◆ **Work to be completed**: Copy the full set of lines exactly as given.

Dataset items

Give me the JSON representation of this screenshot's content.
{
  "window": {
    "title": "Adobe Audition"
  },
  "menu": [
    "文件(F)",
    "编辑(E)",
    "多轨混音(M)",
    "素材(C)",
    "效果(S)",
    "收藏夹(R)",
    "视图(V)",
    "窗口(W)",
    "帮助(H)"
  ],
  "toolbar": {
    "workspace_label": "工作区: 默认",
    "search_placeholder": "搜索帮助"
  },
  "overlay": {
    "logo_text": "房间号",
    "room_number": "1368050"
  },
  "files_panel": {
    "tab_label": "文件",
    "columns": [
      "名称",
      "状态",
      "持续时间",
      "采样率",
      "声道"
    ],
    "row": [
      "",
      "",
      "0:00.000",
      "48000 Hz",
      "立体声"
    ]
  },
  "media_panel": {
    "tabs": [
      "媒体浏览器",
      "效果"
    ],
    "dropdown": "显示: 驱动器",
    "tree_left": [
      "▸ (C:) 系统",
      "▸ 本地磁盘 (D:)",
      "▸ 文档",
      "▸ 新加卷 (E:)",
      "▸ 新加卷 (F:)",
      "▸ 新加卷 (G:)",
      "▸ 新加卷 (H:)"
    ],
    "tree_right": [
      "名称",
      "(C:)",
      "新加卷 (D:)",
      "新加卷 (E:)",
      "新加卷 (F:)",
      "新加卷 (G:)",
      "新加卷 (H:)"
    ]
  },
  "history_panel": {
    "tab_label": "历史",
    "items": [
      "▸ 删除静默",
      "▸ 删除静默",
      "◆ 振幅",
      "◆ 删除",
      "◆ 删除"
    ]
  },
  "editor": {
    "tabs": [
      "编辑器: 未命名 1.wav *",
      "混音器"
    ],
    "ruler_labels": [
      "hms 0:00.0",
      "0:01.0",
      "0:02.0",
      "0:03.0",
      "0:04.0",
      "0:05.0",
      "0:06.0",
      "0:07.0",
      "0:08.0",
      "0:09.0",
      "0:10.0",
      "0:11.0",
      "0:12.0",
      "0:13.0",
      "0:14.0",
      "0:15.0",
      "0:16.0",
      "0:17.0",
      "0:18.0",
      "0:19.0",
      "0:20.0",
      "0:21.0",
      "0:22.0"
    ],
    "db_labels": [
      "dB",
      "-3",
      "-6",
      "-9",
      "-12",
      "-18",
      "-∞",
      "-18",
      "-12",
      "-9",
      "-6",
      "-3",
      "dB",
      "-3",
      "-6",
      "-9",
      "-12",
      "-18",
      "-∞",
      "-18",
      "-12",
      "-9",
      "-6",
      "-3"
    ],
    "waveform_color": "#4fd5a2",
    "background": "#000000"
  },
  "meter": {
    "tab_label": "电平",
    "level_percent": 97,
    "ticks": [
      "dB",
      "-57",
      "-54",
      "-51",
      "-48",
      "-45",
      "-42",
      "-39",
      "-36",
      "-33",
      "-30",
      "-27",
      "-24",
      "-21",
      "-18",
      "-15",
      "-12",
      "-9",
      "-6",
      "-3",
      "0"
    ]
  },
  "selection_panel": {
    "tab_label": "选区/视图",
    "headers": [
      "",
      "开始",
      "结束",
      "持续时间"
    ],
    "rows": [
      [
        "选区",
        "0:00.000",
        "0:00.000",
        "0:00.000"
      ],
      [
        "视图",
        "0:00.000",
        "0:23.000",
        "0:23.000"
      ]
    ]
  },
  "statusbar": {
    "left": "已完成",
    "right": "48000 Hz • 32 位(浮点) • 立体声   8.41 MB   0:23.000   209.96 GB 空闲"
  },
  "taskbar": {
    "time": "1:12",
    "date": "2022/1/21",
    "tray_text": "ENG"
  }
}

◆ **Response**:
Give me the JSON representation of this screenshot's content.
{
  "window": {
    "title": "Adobe Audition"
  },
  "menu": [
    "文件(F)",
    "编辑(E)",
    "多轨混音(M)",
    "素材(C)",
    "效果(S)",
    "收藏夹(R)",
    "视图(V)",
    "窗口(W)",
    "帮助(H)"
  ],
  "toolbar": {
    "workspace_label": "工作区: 默认",
    "search_placeholder": "搜索帮助"
  },
  "overlay": {
    "logo_text": "房间号",
    "room_number": "1368050"
  },
  "files_panel": {
    "tab_label": "文件",
    "columns": [
      "名称",
      "状态",
      "持续时间",
      "采样率",
      "声道"
    ],
    "row": [
      "",
      "",
      "0:00.000",
      "48000 Hz",
      "立体声"
    ]
  },
  "media_panel": {
    "tabs": [
      "媒体浏览器",
      "效果"
    ],
    "dropdown": "显示: 驱动器",
    "tree_left": [
      "▸ (C:) 系统",
      "▸ 本地磁盘 (D:)",
      "▸ 文档",
      "▸ 新加卷 (E:)",
      "▸ 新加卷 (F:)",
      "▸ 新加卷 (G:)",
      "▸ 新加卷 (H:)"
    ],
    "tree_right": [
      "名称",
      "(C:)",
      "新加卷 (D:)",
      "新加卷 (E:)",
      "新加卷 (F:)",
      "新加卷 (G:)",
      "新加卷 (H:)"
    ]
  },
  "history_panel": {
    "tab_label": "历史",
    "items": [
      "▸ 删除静默",
      "▸ 删除静默",
      "◆ 振幅",
      "◆ 删除",
      "◆ 删除"
    ]
  },
  "editor": {
    "tabs": [
      "编辑器: 未命名 1.wav *",
      "混音器"
    ],
    "ruler_labels": [
      "hms 0:00.0",
      "0:01.0",
      "0:02.0",
      "0:03.0",
      "0:04.0",
      "0:05.0",
      "0:06.0",
      "0:07.0",
      "0:08.0",
      "0:09.0",
      "0:10.0",
      "0:11.0",
      "0:12.0",
      "0:13.0",
      "0:14.0",
      "0:15.0",
      "0:16.0",
      "0:17.0",
      "0:18.0",
      "0:19.0",
      "0:20.0",
      "0:21.0",
      "0:22.0"
    ],
    "db_labels": [
      "dB",
      "-3",
      "-6",
      "-9",
      "-12",
      "-18",
      "-∞",
      "-18",
      "-12",
      "-9",
      "-6",
      "-3",
      "dB",
      "-3",
      "-6",
      "-9",
      "-12",
      "-18",
      "-∞",
      "-18",
      "-12",
      "-9",
      "-6",
      "-3"
    ],
    "waveform_color": "#4fd5a2",
    "background": "#000000"
  },
  "meter": {
    "tab_label": "电平",
    "level_percent": 97,
    "ticks": [
      "dB",
      "-57",
      "-54",
      "-51",
      "-48",
      "-45",
      "-42",
      "-39",
      "-36",
      "-33",
      "-30",
      "-27",
      "-24",
      "-21",
      "-18",
      "-15",
      "-12",
      "-9",
      "-6",
      "-3",
      "0"
    ]
  },
  "selection_panel": {
    "tab_label": "选区/视图",
    "headers": [
      "",
      "开始",
      "结束",
      "持续时间"
    ],
    "rows": [
      [
        "选区",
        "0:00.000",
        "0:00.000",
        "0:00.000"
      ],
      [
        "视图",
        "0:00.000",
        "0:23.000",
        "0:23.000"
      ]
    ]
  },
  "statusbar": {
    "left": "已完成",
    "right": "48000 Hz • 32 位(浮点) • 立体声   8.41 MB   0:23.000   209.96 GB 空闲"
  },
  "taskbar": {
    "time": "1:12",
    "date": "2022/1/21",
    "tray_text": "ENG"
  }
}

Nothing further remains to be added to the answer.